Stored dataset items
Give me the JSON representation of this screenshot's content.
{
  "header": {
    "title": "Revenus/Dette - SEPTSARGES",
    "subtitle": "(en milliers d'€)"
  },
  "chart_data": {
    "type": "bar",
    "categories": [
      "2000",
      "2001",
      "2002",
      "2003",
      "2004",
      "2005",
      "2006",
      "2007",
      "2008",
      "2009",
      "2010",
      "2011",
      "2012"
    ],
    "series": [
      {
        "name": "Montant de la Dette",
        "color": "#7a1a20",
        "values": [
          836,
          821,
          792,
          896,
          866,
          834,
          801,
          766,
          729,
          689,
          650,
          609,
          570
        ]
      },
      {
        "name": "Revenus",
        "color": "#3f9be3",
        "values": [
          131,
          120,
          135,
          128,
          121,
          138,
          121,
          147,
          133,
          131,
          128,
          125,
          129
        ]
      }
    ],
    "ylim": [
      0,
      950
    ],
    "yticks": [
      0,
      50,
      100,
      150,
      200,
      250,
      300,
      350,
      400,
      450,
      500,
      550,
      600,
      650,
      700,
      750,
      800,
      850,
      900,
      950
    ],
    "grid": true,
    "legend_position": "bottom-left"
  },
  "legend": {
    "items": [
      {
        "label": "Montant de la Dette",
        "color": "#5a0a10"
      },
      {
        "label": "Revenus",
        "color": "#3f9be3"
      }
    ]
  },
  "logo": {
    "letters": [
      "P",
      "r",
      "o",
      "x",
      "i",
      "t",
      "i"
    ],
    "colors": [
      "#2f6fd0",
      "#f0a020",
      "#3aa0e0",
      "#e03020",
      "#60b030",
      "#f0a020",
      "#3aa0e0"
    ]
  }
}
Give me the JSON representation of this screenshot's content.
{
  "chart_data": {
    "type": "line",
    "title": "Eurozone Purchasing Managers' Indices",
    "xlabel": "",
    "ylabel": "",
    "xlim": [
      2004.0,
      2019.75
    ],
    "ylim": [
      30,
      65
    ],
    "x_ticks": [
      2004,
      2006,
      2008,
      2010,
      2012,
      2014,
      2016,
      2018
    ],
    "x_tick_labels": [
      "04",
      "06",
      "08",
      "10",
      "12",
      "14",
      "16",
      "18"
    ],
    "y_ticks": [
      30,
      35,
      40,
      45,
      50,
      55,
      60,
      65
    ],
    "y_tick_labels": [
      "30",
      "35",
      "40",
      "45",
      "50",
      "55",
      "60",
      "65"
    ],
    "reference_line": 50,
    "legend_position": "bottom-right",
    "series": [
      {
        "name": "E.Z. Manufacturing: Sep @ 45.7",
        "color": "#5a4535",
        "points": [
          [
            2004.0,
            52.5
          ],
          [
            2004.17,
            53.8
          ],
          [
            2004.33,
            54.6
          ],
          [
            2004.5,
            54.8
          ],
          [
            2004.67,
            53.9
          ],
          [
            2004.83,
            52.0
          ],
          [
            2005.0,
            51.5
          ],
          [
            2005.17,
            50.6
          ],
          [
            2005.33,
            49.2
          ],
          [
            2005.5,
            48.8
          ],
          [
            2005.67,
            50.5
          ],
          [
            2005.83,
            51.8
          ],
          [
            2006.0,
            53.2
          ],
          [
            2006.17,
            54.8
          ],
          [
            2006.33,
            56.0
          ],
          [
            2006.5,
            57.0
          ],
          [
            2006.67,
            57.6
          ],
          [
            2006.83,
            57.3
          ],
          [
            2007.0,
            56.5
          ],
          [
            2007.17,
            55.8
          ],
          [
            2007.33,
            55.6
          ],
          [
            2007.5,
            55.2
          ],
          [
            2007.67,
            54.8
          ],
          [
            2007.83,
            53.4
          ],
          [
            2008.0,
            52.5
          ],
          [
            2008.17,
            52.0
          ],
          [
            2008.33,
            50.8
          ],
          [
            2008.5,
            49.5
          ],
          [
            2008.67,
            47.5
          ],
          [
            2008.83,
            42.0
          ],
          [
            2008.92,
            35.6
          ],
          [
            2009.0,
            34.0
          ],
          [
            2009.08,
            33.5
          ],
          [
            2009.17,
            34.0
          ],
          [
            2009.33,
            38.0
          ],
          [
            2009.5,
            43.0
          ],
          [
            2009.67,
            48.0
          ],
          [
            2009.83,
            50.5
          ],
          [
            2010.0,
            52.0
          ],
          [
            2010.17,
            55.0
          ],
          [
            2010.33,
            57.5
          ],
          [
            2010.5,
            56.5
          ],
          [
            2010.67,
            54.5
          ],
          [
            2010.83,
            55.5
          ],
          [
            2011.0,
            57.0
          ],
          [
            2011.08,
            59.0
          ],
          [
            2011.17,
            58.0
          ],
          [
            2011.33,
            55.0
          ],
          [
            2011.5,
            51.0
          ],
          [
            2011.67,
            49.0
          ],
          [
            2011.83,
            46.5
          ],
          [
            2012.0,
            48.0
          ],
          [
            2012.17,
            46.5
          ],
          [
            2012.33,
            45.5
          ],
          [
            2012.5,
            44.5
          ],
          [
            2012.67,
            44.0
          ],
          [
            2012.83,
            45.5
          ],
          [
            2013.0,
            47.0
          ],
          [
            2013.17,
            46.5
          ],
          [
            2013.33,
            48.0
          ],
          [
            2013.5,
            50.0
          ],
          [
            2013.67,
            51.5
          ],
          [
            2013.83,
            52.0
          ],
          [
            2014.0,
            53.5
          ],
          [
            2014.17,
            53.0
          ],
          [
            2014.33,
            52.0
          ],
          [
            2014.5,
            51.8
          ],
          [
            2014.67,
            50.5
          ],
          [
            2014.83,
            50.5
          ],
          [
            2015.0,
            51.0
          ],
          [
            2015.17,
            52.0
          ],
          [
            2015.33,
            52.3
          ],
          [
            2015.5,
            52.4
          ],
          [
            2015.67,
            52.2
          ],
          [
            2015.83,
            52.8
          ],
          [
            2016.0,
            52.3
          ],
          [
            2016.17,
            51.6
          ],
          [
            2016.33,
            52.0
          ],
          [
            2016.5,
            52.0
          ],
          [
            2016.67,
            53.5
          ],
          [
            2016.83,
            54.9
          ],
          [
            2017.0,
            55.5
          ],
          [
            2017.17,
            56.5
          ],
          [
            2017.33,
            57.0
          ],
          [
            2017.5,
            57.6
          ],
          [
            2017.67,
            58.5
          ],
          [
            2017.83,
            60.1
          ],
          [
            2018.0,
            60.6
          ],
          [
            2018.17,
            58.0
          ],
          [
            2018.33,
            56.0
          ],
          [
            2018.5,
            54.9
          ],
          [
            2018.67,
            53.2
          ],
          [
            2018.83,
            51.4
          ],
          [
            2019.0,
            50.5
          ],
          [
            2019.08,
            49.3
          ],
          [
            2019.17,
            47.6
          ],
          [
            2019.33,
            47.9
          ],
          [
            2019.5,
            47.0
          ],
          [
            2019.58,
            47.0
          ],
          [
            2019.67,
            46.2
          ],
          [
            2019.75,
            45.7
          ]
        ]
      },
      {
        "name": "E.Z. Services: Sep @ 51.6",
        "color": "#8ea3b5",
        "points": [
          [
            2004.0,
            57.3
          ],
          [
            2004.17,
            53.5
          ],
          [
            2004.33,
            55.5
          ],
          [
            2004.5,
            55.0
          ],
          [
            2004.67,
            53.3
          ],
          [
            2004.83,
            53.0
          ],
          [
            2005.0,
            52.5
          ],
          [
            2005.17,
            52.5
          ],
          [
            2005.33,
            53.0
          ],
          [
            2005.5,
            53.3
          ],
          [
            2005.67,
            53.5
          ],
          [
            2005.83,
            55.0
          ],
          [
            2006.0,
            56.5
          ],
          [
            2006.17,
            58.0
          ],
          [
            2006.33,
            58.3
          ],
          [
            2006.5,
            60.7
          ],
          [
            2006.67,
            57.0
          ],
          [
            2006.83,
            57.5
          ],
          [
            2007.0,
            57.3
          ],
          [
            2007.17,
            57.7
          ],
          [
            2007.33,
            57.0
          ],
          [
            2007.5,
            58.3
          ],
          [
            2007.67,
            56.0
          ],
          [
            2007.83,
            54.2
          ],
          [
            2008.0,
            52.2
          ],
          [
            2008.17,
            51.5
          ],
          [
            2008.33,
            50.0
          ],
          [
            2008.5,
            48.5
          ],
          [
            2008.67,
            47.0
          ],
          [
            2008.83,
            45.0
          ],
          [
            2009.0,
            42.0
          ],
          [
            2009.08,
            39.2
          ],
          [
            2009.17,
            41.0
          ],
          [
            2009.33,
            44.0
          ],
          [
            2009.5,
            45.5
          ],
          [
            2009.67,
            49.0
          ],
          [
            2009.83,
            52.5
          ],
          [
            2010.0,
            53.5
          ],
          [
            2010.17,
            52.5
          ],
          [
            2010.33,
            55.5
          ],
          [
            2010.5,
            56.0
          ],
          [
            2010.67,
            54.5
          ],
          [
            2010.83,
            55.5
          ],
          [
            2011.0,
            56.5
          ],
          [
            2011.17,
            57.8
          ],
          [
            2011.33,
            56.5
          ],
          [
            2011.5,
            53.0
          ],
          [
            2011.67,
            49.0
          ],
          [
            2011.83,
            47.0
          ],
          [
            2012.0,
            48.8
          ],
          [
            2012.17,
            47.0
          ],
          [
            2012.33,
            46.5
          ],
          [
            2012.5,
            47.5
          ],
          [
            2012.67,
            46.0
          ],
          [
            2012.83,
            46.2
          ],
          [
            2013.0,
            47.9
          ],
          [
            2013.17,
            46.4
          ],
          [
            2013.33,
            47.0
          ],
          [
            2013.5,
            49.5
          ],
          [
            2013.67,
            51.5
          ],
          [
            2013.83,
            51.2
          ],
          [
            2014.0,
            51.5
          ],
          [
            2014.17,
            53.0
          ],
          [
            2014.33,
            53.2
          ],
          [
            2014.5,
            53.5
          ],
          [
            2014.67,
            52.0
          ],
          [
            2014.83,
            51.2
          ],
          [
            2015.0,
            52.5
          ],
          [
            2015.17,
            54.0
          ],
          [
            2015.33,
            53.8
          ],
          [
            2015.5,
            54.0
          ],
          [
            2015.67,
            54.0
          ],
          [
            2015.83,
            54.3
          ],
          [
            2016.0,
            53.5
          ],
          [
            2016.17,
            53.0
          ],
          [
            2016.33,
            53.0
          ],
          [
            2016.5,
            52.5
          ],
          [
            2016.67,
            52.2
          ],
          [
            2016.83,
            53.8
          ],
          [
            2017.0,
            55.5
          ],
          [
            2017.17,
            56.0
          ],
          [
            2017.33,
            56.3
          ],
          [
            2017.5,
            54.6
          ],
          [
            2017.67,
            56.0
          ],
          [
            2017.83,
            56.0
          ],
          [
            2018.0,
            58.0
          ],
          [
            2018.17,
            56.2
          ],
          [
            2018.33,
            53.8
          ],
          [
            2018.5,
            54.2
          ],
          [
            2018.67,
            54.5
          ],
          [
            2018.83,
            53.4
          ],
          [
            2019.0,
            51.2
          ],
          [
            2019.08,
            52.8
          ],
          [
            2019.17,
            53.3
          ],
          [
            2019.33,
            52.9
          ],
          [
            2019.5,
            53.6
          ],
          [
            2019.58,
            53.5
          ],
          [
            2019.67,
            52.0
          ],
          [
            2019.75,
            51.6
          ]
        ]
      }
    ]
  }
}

### Instructions to follow
Return each line of the data that contains the string "Revenus".

### Result for this exercise
    "title": "Revenus/Dette - SEPTSARGES",
        "name": "Revenus",
        "label": "Revenus",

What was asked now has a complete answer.